### GOAL
The entire listing is to be repeated verbatim.

### GIVEN ENTRIES
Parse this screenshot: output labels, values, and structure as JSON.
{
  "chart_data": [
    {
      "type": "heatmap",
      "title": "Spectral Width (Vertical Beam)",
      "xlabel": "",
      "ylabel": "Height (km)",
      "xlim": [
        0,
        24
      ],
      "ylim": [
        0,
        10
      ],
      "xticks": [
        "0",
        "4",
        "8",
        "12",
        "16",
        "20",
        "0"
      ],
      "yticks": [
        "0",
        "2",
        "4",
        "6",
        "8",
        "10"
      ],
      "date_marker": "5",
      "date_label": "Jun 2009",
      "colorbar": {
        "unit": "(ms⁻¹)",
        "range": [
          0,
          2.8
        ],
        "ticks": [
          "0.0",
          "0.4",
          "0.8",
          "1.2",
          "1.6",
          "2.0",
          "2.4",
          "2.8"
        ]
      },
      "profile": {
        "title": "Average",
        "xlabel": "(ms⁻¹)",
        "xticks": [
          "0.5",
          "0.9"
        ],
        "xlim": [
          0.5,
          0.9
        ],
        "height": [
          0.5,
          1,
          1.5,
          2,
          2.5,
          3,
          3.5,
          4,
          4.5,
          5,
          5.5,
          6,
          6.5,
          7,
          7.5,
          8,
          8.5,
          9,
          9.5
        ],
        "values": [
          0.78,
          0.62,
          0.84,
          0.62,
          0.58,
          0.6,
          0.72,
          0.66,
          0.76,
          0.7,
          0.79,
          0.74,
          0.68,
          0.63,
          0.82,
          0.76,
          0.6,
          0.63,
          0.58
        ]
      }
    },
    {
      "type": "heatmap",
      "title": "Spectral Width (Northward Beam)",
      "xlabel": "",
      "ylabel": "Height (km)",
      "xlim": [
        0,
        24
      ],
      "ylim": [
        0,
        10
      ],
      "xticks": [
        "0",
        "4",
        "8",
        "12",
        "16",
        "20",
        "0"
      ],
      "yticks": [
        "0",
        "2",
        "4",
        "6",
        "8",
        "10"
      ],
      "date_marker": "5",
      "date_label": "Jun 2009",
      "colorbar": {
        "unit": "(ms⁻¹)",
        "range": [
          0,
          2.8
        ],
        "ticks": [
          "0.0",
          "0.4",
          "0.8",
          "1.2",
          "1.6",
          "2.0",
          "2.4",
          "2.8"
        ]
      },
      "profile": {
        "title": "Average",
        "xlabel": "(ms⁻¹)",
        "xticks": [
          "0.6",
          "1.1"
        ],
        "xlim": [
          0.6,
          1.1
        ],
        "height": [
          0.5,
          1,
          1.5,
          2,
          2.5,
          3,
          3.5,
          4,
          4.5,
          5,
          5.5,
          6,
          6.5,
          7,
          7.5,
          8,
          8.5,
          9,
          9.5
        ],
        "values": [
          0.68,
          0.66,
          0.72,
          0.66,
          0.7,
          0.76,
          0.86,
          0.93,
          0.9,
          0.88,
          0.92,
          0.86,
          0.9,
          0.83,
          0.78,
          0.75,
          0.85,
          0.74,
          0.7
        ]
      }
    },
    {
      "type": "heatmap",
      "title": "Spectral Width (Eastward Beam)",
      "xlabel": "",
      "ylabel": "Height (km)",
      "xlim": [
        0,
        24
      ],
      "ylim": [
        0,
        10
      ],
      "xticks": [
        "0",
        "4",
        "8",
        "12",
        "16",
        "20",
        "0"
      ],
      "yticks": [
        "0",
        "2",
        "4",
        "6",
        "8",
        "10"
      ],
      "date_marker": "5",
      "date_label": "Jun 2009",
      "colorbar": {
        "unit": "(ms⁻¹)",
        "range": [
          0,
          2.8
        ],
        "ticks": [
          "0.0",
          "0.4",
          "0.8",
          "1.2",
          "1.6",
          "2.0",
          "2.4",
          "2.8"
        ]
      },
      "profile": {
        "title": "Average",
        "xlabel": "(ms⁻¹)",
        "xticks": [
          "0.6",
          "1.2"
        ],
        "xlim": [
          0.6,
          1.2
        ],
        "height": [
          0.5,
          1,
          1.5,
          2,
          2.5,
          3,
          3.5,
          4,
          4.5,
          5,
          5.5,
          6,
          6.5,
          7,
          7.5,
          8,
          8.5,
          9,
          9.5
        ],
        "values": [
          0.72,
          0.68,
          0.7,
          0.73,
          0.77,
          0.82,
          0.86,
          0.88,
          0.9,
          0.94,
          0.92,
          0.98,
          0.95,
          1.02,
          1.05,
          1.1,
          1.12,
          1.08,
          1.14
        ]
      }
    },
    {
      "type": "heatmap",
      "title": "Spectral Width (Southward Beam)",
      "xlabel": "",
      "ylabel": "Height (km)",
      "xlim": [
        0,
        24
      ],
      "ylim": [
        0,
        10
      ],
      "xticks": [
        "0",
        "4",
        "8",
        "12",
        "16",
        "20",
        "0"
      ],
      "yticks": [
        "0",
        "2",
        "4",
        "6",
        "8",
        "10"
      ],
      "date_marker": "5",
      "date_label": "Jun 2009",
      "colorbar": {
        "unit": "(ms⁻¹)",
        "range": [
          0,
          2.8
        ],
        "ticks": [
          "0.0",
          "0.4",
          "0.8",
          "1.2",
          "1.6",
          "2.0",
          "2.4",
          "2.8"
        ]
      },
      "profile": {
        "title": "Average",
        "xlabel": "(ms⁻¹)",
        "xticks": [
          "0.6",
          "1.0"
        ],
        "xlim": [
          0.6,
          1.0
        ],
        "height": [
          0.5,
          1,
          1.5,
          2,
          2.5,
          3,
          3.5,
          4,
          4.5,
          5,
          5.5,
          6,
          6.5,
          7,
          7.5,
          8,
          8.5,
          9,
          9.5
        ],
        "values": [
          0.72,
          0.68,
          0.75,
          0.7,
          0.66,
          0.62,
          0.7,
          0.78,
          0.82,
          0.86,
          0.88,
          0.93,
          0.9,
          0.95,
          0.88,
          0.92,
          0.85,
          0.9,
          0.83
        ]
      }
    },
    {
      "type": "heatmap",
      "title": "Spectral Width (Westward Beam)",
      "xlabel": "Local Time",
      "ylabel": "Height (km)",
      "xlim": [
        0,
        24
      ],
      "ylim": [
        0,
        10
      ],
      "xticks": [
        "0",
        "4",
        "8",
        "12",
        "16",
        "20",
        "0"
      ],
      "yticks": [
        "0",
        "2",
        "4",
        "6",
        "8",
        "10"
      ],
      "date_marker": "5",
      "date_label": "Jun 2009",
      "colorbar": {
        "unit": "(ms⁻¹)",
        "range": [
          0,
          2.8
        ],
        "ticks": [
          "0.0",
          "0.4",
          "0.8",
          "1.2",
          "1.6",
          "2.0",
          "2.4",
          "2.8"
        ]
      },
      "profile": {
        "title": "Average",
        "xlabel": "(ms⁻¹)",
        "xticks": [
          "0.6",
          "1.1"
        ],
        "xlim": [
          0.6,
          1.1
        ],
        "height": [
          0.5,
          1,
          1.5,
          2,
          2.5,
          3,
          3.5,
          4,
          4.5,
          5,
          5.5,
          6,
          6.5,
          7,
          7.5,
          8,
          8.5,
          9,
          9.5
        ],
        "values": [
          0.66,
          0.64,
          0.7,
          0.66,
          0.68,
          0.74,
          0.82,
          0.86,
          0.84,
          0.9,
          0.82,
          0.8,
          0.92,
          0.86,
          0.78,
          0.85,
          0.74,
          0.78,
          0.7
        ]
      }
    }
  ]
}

### OUTPUT OF THE TASK
Parse this screenshot: output labels, values, and structure as JSON.
{
  "chart_data": [
    {
      "type": "heatmap",
      "title": "Spectral Width (Vertical Beam)",
      "xlabel": "",
      "ylabel": "Height (km)",
      "xlim": [
        0,
        24
      ],
      "ylim": [
        0,
        10
      ],
      "xticks": [
        "0",
        "4",
        "8",
        "12",
        "16",
        "20",
        "0"
      ],
      "yticks": [
        "0",
        "2",
        "4",
        "6",
        "8",
        "10"
      ],
      "date_marker": "5",
      "date_label": "Jun 2009",
      "colorbar": {
        "unit": "(ms⁻¹)",
        "range": [
          0,
          2.8
        ],
        "ticks": [
          "0.0",
          "0.4",
          "0.8",
          "1.2",
          "1.6",
          "2.0",
          "2.4",
          "2.8"
        ]
      },
      "profile": {
        "title": "Average",
        "xlabel": "(ms⁻¹)",
        "xticks": [
          "0.5",
          "0.9"
        ],
        "xlim": [
          0.5,
          0.9
        ],
        "height": [
          0.5,
          1,
          1.5,
          2,
          2.5,
          3,
          3.5,
          4,
          4.5,
          5,
          5.5,
          6,
          6.5,
          7,
          7.5,
          8,
          8.5,
          9,
          9.5
        ],
        "values": [
          0.78,
          0.62,
          0.84,
          0.62,
          0.58,
          0.6,
          0.72,
          0.66,
          0.76,
          0.7,
          0.79,
          0.74,
          0.68,
          0.63,
          0.82,
          0.76,
          0.6,
          0.63,
          0.58
        ]
      }
    },
    {
      "type": "heatmap",
      "title": "Spectral Width (Northward Beam)",
      "xlabel": "",
      "ylabel": "Height (km)",
      "xlim": [
        0,
        24
      ],
      "ylim": [
        0,
        10
      ],
      "xticks": [
        "0",
        "4",
        "8",
        "12",
        "16",
        "20",
        "0"
      ],
      "yticks": [
        "0",
        "2",
        "4",
        "6",
        "8",
        "10"
      ],
      "date_marker": "5",
      "date_label": "Jun 2009",
      "colorbar": {
        "unit": "(ms⁻¹)",
        "range": [
          0,
          2.8
        ],
        "ticks": [
          "0.0",
          "0.4",
          "0.8",
          "1.2",
          "1.6",
          "2.0",
          "2.4",
          "2.8"
        ]
      },
      "profile": {
        "title": "Average",
        "xlabel": "(ms⁻¹)",
        "xticks": [
          "0.6",
          "1.1"
        ],
        "xlim": [
          0.6,
          1.1
        ],
        "height": [
          0.5,
          1,
          1.5,
          2,
          2.5,
          3,
          3.5,
          4,
          4.5,
          5,
          5.5,
          6,
          6.5,
          7,
          7.5,
          8,
          8.5,
          9,
          9.5
        ],
        "values": [
          0.68,
          0.66,
          0.72,
          0.66,
          0.7,
          0.76,
          0.86,
          0.93,
          0.9,
          0.88,
          0.92,
          0.86,
          0.9,
          0.83,
          0.78,
          0.75,
          0.85,
          0.74,
          0.7
        ]
      }
    },
    {
      "type": "heatmap",
      "title": "Spectral Width (Eastward Beam)",
      "xlabel": "",
      "ylabel": "Height (km)",
      "xlim": [
        0,
        24
      ],
      "ylim": [
        0,
        10
      ],
      "xticks": [
        "0",
        "4",
        "8",
        "12",
        "16",
        "20",
        "0"
      ],
      "yticks": [
        "0",
        "2",
        "4",
        "6",
        "8",
        "10"
      ],
      "date_marker": "5",
      "date_label": "Jun 2009",
      "colorbar": {
        "unit": "(ms⁻¹)",
        "range": [
          0,
          2.8
        ],
        "ticks": [
          "0.0",
          "0.4",
          "0.8",
          "1.2",
          "1.6",
          "2.0",
          "2.4",
          "2.8"
        ]
      },
      "profile": {
        "title": "Average",
        "xlabel": "(ms⁻¹)",
        "xticks": [
          "0.6",
          "1.2"
        ],
        "xlim": [
          0.6,
          1.2
        ],
        "height": [
          0.5,
          1,
          1.5,
          2,
          2.5,
          3,
          3.5,
          4,
          4.5,
          5,
          5.5,
          6,
          6.5,
          7,
          7.5,
          8,
          8.5,
          9,
          9.5
        ],
        "values": [
          0.72,
          0.68,
          0.7,
          0.73,
          0.77,
          0.82,
          0.86,
          0.88,
          0.9,
          0.94,
          0.92,
          0.98,
          0.95,
          1.02,
          1.05,
          1.1,
          1.12,
          1.08,
          1.14
        ]
      }
    },
    {
      "type": "heatmap",
      "title": "Spectral Width (Southward Beam)",
      "xlabel": "",
      "ylabel": "Height (km)",
      "xlim": [
        0,
        24
      ],
      "ylim": [
        0,
        10
      ],
      "xticks": [
        "0",
        "4",
        "8",
        "12",
        "16",
        "20",
        "0"
      ],
      "yticks": [
        "0",
        "2",
        "4",
        "6",
        "8",
        "10"
      ],
      "date_marker": "5",
      "date_label": "Jun 2009",
      "colorbar": {
        "unit": "(ms⁻¹)",
        "range": [
          0,
          2.8
        ],
        "ticks": [
          "0.0",
          "0.4",
          "0.8",
          "1.2",
          "1.6",
          "2.0",
          "2.4",
          "2.8"
        ]
      },
      "profile": {
        "title": "Average",
        "xlabel": "(ms⁻¹)",
        "xticks": [
          "0.6",
          "1.0"
        ],
        "xlim": [
          0.6,
          1.0
        ],
        "height": [
          0.5,
          1,
          1.5,
          2,
          2.5,
          3,
          3.5,
          4,
          4.5,
          5,
          5.5,
          6,
          6.5,
          7,
          7.5,
          8,
          8.5,
          9,
          9.5
        ],
        "values": [
          0.72,
          0.68,
          0.75,
          0.7,
          0.66,
          0.62,
          0.7,
          0.78,
          0.82,
          0.86,
          0.88,
          0.93,
          0.9,
          0.95,
          0.88,
          0.92,
          0.85,
          0.9,
          0.83
        ]
      }
    },
    {
      "type": "heatmap",
      "title": "Spectral Width (Westward Beam)",
      "xlabel": "Local Time",
      "ylabel": "Height (km)",
      "xlim": [
        0,
        24
      ],
      "ylim": [
        0,
        10
      ],
      "xticks": [
        "0",
        "4",
        "8",
        "12",
        "16",
        "20",
        "0"
      ],
      "yticks": [
        "0",
        "2",
        "4",
        "6",
        "8",
        "10"
      ],
      "date_marker": "5",
      "date_label": "Jun 2009",
      "colorbar": {
        "unit": "(ms⁻¹)",
        "range": [
          0,
          2.8
        ],
        "ticks": [
          "0.0",
          "0.4",
          "0.8",
          "1.2",
          "1.6",
          "2.0",
          "2.4",
          "2.8"
        ]
      },
      "profile": {
        "title": "Average",
        "xlabel": "(ms⁻¹)",
        "xticks": [
          "0.6",
          "1.1"
        ],
        "xlim": [
          0.6,
          1.1
        ],
        "height": [
          0.5,
          1,
          1.5,
          2,
          2.5,
          3,
          3.5,
          4,
          4.5,
          5,
          5.5,
          6,
          6.5,
          7,
          7.5,
          8,
          8.5,
          9,
          9.5
        ],
        "values": [
          0.66,
          0.64,
          0.7,
          0.66,
          0.68,
          0.74,
          0.82,
          0.86,
          0.84,
          0.9,
          0.82,
          0.8,
          0.92,
          0.86,
          0.78,
          0.85,
          0.74,
          0.78,
          0.7
        ]
      }
    }
  ]
}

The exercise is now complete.